**What to produce**
Quote the entries that follow exactly, leaving none out.

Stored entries
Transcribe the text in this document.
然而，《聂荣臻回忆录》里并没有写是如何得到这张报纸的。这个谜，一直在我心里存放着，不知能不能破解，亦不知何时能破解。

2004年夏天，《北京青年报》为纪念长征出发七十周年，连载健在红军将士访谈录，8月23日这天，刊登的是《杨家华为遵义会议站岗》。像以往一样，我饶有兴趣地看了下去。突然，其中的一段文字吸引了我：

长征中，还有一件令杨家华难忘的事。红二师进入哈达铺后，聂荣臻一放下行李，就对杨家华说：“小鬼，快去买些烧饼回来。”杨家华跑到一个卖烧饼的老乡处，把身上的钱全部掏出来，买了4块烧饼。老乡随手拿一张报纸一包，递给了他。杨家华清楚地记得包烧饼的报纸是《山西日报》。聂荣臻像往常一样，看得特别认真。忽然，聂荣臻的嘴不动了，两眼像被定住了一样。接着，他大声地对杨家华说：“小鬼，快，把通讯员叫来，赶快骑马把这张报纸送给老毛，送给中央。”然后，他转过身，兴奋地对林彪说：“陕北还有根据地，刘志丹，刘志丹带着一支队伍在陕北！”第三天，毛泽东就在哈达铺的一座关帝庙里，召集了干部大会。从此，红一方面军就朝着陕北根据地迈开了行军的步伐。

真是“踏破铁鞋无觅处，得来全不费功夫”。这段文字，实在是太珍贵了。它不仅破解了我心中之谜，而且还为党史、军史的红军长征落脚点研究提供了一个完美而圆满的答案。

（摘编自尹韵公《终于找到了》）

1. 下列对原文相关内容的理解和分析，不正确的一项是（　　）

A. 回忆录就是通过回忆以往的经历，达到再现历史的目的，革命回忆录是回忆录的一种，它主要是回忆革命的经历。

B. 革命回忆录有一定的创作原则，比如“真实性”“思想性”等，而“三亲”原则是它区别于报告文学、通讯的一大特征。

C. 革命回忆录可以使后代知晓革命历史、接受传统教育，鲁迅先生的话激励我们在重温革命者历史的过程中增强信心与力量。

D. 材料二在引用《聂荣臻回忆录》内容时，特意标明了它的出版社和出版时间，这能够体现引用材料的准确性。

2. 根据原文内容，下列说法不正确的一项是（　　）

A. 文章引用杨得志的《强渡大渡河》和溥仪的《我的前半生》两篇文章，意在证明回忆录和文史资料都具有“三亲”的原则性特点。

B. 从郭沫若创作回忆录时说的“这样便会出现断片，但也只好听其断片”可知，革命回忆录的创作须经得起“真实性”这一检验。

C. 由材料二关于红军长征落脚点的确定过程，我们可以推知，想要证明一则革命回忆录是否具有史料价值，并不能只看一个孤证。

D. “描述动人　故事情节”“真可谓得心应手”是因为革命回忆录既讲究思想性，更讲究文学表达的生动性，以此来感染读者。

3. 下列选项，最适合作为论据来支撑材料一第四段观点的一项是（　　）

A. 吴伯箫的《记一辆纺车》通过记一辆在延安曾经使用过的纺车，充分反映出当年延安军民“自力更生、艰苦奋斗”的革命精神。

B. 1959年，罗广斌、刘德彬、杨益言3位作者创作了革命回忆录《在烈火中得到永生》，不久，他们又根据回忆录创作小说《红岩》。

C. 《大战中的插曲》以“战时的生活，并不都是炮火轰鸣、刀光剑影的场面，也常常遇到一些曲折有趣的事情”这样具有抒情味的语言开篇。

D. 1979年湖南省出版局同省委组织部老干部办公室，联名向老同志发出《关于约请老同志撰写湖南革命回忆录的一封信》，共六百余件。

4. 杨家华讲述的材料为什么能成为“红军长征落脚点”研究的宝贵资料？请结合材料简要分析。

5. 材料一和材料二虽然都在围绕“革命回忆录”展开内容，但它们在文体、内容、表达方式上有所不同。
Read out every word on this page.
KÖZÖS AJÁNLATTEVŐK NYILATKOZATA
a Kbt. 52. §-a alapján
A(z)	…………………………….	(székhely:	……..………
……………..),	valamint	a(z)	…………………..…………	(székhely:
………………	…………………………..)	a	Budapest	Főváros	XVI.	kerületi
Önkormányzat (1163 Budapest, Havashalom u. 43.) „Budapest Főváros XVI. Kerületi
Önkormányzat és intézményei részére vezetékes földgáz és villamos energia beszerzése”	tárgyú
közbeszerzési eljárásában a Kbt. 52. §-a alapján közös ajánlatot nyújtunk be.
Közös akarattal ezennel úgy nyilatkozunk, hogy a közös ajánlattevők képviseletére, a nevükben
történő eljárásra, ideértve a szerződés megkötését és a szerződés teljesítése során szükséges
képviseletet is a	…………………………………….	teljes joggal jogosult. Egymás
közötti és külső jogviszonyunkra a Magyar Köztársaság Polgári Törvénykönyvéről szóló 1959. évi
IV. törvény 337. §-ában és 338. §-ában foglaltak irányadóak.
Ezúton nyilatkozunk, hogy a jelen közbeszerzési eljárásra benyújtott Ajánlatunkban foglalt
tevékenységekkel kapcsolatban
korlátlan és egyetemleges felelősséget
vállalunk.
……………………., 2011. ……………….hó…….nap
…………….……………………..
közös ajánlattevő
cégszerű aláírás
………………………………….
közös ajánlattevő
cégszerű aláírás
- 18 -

**Task output**
Transcribe the text in this document.
然而，《聂荣臻回忆录》里并没有写是如何得到这张报纸的。这个谜，一直在我心里存放着，不知能不能破解，亦不知何时能破解。

2004年夏天，《北京青年报》为纪念长征出发七十周年，连载健在红军将士访谈录，8月23日这天，刊登的是《杨家华为遵义会议站岗》。像以往一样，我饶有兴趣地看了下去。突然，其中的一段文字吸引了我：

长征中，还有一件令杨家华难忘的事。红二师进入哈达铺后，聂荣臻一放下行李，就对杨家华说：“小鬼，快去买些烧饼回来。”杨家华跑到一个卖烧饼的老乡处，把身上的钱全部掏出来，买了4块烧饼。老乡随手拿一张报纸一包，递给了他。杨家华清楚地记得包烧饼的报纸是《山西日报》。聂荣臻像往常一样，看得特别认真。忽然，聂荣臻的嘴不动了，两眼像被定住了一样。接着，他大声地对杨家华说：“小鬼，快，把通讯员叫来，赶快骑马把这张报纸送给老毛，送给中央。”然后，他转过身，兴奋地对林彪说：“陕北还有根据地，刘志丹，刘志丹带着一支队伍在陕北！”第三天，毛泽东就在哈达铺的一座关帝庙里，召集了干部大会。从此，红一方面军就朝着陕北根据地迈开了行军的步伐。

真是“踏破铁鞋无觅处，得来全不费功夫”。这段文字，实在是太珍贵了。它不仅破解了我心中之谜，而且还为党史、军史的红军长征落脚点研究提供了一个完美而圆满的答案。

（摘编自尹韵公《终于找到了》）

1. 下列对原文相关内容的理解和分析，不正确的一项是（　　）

A. 回忆录就是通过回忆以往的经历，达到再现历史的目的，革命回忆录是回忆录的一种，它主要是回忆革命的经历。

B. 革命回忆录有一定的创作原则，比如“真实性”“思想性”等，而“三亲”原则是它区别于报告文学、通讯的一大特征。

C. 革命回忆录可以使后代知晓革命历史、接受传统教育，鲁迅先生的话激励我们在重温革命者历史的过程中增强信心与力量。

D. 材料二在引用《聂荣臻回忆录》内容时，特意标明了它的出版社和出版时间，这能够体现引用材料的准确性。

2. 根据原文内容，下列说法不正确的一项是（　　）

A. 文章引用杨得志的《强渡大渡河》和溥仪的《我的前半生》两篇文章，意在证明回忆录和文史资料都具有“三亲”的原则性特点。

B. 从郭沫若创作回忆录时说的“这样便会出现断片，但也只好听其断片”可知，革命回忆录的创作须经得起“真实性”这一检验。

C. 由材料二关于红军长征落脚点的确定过程，我们可以推知，想要证明一则革命回忆录是否具有史料价值，并不能只看一个孤证。

D. “描述动人　故事情节”“真可谓得心应手”是因为革命回忆录既讲究思想性，更讲究文学表达的生动性，以此来感染读者。

3. 下列选项，最适合作为论据来支撑材料一第四段观点的一项是（　　）

A. 吴伯箫的《记一辆纺车》通过记一辆在延安曾经使用过的纺车，充分反映出当年延安军民“自力更生、艰苦奋斗”的革命精神。

B. 1959年，罗广斌、刘德彬、杨益言3位作者创作了革命回忆录《在烈火中得到永生》，不久，他们又根据回忆录创作小说《红岩》。

C. 《大战中的插曲》以“战时的生活，并不都是炮火轰鸣、刀光剑影的场面，也常常遇到一些曲折有趣的事情”这样具有抒情味的语言开篇。

D. 1979年湖南省出版局同省委组织部老干部办公室，联名向老同志发出《关于约请老同志撰写湖南革命回忆录的一封信》，共六百余件。

4. 杨家华讲述的材料为什么能成为“红军长征落脚点”研究的宝贵资料？请结合材料简要分析。

5. 材料一和材料二虽然都在围绕“革命回忆录”展开内容，但它们在文体、内容、表达方式上有所不同。
Read out every word on this page.
KÖZÖS AJÁNLATTEVŐK NYILATKOZATA
a Kbt. 52. §-a alapján
A(z)	…………………………….	(székhely:	……..………
……………..),	valamint	a(z)	…………………..…………	(székhely:
………………	…………………………..)	a	Budapest	Főváros	XVI.	kerületi
Önkormányzat (1163 Budapest, Havashalom u. 43.) „Budapest Főváros XVI. Kerületi
Önkormányzat és intézményei részére vezetékes földgáz és villamos energia beszerzése”	tárgyú
közbeszerzési eljárásában a Kbt. 52. §-a alapján közös ajánlatot nyújtunk be.
Közös akarattal ezennel úgy nyilatkozunk, hogy a közös ajánlattevők képviseletére, a nevükben
történő eljárásra, ideértve a szerződés megkötését és a szerződés teljesítése során szükséges
képviseletet is a	…………………………………….	teljes joggal jogosult. Egymás
közötti és külső jogviszonyunkra a Magyar Köztársaság Polgári Törvénykönyvéről szóló 1959. évi
IV. törvény 337. §-ában és 338. §-ában foglaltak irányadóak.
Ezúton nyilatkozunk, hogy a jelen közbeszerzési eljárásra benyújtott Ajánlatunkban foglalt
tevékenységekkel kapcsolatban
korlátlan és egyetemleges felelősséget
vállalunk.
……………………., 2011. ……………….hó…….nap
…………….……………………..
közös ajánlattevő
cégszerű aláírás
………………………………….
közös ajánlattevő
cégszerű aláírás
- 18 -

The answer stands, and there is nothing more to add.